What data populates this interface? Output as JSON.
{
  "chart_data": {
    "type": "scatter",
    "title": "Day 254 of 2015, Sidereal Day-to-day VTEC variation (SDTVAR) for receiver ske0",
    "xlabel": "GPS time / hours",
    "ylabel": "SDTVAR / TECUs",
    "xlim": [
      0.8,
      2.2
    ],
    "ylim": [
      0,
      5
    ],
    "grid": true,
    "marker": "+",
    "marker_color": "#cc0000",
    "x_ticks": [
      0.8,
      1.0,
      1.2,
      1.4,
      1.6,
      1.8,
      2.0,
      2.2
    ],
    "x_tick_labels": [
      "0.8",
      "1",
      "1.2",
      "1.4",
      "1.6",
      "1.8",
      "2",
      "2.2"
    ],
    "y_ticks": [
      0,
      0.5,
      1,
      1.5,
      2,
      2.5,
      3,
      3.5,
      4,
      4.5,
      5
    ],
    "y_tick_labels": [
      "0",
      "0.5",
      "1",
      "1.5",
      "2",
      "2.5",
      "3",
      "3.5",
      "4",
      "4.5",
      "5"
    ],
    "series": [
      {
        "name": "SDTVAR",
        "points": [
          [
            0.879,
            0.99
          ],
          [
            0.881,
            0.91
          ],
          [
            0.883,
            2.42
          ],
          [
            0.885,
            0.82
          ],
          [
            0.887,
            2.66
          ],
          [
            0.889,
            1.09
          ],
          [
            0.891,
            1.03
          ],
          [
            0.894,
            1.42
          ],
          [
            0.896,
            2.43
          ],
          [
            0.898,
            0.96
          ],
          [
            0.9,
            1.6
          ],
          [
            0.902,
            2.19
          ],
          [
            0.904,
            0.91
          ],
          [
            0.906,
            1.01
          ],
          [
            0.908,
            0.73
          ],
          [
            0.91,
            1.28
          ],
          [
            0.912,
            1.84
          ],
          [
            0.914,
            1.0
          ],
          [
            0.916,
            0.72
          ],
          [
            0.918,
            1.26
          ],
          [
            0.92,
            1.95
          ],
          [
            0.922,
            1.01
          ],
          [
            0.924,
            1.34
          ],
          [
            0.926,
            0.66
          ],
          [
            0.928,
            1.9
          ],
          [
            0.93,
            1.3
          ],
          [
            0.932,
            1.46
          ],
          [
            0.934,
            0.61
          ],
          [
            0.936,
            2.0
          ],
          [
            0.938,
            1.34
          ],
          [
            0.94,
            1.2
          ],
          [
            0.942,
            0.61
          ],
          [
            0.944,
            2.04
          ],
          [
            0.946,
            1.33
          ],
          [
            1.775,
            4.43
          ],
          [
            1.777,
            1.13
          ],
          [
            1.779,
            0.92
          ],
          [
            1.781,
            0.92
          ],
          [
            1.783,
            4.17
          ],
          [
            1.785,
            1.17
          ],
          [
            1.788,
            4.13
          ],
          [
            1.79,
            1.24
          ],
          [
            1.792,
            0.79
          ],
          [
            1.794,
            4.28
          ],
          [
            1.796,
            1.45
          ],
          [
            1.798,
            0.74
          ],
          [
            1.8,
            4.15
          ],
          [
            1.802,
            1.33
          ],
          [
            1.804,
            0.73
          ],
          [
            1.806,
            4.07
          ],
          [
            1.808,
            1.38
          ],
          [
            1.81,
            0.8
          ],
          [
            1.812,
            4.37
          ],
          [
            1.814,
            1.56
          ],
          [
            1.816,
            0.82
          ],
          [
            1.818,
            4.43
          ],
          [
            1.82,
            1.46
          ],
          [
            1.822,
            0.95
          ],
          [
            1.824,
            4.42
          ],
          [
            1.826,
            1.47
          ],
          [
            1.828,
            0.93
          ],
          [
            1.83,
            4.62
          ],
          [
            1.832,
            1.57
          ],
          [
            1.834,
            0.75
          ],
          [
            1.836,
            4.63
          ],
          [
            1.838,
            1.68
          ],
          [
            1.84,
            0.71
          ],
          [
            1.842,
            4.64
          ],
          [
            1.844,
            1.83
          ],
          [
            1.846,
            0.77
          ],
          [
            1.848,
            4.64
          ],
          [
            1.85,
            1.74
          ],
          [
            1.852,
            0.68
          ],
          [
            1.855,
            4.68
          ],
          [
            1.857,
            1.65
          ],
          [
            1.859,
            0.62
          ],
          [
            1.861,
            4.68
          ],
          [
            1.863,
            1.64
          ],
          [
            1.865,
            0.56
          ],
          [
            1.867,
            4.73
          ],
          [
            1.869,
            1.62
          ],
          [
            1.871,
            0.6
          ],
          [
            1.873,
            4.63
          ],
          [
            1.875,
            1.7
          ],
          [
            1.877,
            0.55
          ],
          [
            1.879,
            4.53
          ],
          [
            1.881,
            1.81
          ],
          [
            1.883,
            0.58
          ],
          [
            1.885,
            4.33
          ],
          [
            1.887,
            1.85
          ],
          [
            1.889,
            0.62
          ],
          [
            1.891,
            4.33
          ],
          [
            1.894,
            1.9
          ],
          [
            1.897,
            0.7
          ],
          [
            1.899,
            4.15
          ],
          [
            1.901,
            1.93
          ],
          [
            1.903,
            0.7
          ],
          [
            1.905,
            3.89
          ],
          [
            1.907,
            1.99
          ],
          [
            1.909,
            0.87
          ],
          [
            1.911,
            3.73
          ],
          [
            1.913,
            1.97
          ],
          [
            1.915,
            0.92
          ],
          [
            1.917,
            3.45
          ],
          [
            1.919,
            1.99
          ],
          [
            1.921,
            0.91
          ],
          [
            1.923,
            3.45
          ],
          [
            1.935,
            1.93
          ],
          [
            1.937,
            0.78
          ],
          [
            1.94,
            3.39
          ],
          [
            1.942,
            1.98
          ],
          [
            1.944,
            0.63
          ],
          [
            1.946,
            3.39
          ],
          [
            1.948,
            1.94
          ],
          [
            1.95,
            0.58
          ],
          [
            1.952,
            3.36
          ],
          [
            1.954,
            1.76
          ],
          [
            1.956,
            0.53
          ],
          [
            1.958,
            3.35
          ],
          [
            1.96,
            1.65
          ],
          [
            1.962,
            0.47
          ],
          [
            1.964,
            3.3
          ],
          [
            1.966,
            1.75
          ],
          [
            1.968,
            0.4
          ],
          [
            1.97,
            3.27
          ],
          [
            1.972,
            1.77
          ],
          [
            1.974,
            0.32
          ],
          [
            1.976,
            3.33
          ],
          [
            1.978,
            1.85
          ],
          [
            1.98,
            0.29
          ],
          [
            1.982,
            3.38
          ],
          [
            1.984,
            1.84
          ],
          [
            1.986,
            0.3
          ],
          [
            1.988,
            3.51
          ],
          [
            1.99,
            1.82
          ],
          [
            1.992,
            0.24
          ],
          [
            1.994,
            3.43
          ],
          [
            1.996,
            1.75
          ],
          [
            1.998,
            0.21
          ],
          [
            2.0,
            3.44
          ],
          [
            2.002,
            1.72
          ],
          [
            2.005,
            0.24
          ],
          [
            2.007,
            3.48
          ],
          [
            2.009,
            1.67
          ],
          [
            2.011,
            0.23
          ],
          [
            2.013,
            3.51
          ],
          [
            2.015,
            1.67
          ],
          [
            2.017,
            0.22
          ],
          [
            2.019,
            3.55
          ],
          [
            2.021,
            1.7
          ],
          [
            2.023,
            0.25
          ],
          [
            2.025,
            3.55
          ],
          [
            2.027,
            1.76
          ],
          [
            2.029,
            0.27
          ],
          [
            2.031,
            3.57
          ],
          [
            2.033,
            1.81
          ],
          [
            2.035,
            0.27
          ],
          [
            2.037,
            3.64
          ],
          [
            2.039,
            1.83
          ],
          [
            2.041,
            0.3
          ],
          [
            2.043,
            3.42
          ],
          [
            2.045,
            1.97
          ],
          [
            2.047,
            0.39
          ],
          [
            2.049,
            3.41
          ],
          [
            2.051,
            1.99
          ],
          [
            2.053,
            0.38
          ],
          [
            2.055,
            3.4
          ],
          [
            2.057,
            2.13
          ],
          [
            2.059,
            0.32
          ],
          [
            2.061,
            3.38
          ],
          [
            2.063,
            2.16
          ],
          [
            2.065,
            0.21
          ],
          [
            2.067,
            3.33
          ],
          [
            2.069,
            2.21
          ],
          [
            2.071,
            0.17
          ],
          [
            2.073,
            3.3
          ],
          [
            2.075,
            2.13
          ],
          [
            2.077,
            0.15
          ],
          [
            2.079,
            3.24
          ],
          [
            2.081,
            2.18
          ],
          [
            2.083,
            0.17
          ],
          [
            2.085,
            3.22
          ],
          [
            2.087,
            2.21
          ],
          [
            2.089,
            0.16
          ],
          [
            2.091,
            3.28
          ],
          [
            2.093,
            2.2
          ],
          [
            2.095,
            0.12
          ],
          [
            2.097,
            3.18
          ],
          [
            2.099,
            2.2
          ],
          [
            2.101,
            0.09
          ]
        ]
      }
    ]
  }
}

━━━━━━

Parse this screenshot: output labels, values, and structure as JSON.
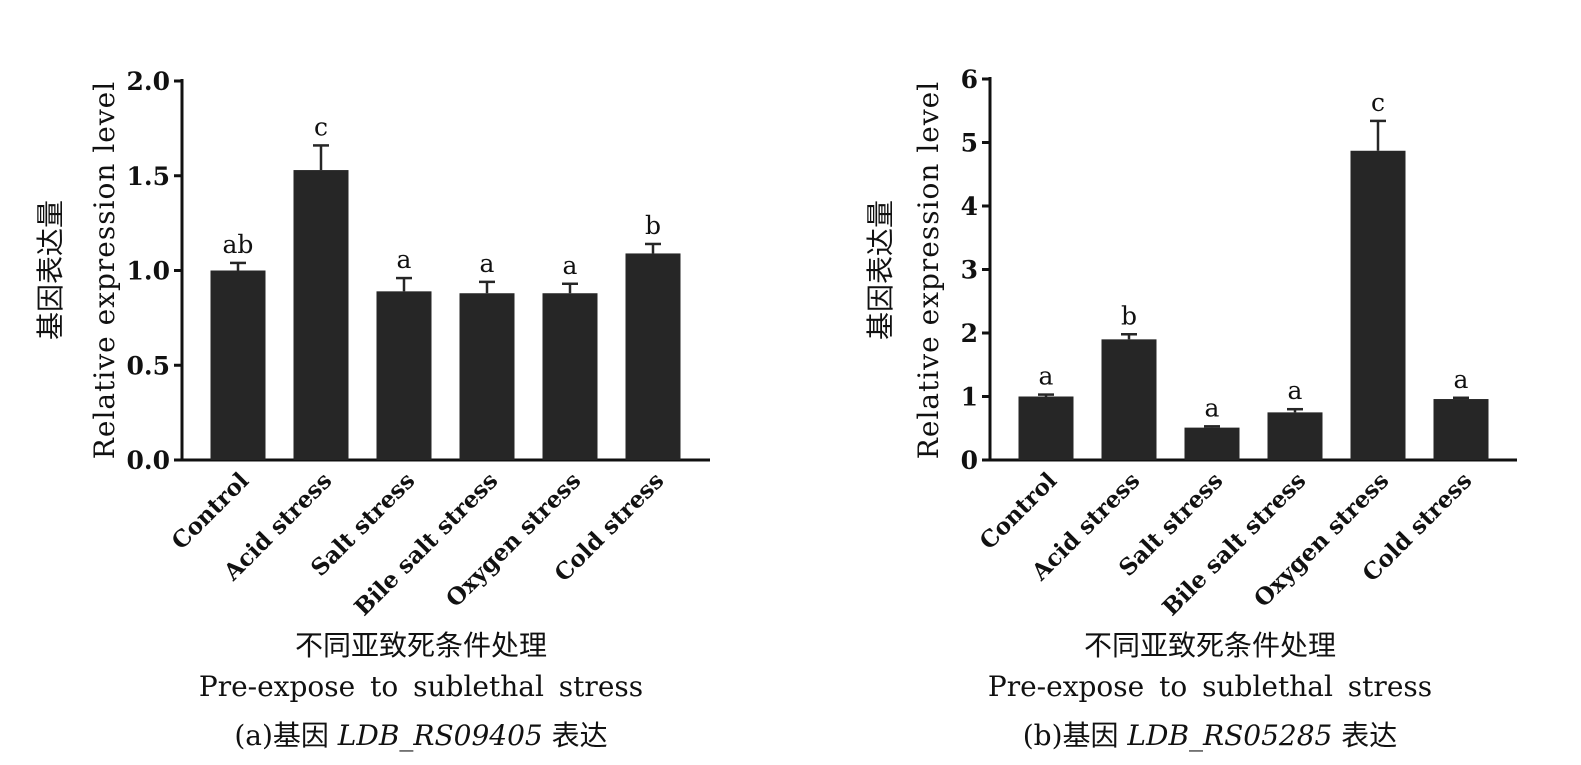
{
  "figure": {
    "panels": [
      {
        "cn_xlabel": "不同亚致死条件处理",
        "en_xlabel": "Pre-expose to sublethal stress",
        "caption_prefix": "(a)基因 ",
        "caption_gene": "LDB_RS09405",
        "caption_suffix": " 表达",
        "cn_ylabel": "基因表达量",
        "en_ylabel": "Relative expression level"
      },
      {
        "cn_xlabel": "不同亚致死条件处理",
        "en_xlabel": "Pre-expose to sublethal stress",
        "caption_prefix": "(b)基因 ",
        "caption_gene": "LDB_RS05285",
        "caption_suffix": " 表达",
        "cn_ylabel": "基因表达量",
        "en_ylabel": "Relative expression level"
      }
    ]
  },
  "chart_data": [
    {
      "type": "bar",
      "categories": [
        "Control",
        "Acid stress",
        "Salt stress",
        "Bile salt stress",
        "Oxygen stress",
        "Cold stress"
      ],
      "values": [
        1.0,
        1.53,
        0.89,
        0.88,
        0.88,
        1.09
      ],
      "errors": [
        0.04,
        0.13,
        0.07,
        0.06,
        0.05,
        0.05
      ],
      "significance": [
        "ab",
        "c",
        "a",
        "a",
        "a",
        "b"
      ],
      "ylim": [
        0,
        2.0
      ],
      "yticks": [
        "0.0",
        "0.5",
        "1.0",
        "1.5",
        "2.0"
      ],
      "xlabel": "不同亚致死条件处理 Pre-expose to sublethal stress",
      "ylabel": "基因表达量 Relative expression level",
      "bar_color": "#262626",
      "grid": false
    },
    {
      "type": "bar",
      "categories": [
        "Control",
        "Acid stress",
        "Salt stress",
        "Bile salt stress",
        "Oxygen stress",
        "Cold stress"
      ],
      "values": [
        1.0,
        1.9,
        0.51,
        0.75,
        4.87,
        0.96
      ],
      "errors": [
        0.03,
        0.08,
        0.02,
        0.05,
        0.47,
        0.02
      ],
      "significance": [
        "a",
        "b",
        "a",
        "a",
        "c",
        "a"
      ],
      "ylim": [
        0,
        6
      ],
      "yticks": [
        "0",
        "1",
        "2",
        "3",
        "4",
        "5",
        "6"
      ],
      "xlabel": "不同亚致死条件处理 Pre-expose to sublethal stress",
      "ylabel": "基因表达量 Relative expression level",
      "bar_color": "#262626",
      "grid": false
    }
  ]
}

━━━━━━

» **Exercise directions**
Find each line holding the string "JSON" and copy it out.

» **Finished task**
What data populates this interface? Output as JSON.
Parse this screenshot: output labels, values, and structure as JSON.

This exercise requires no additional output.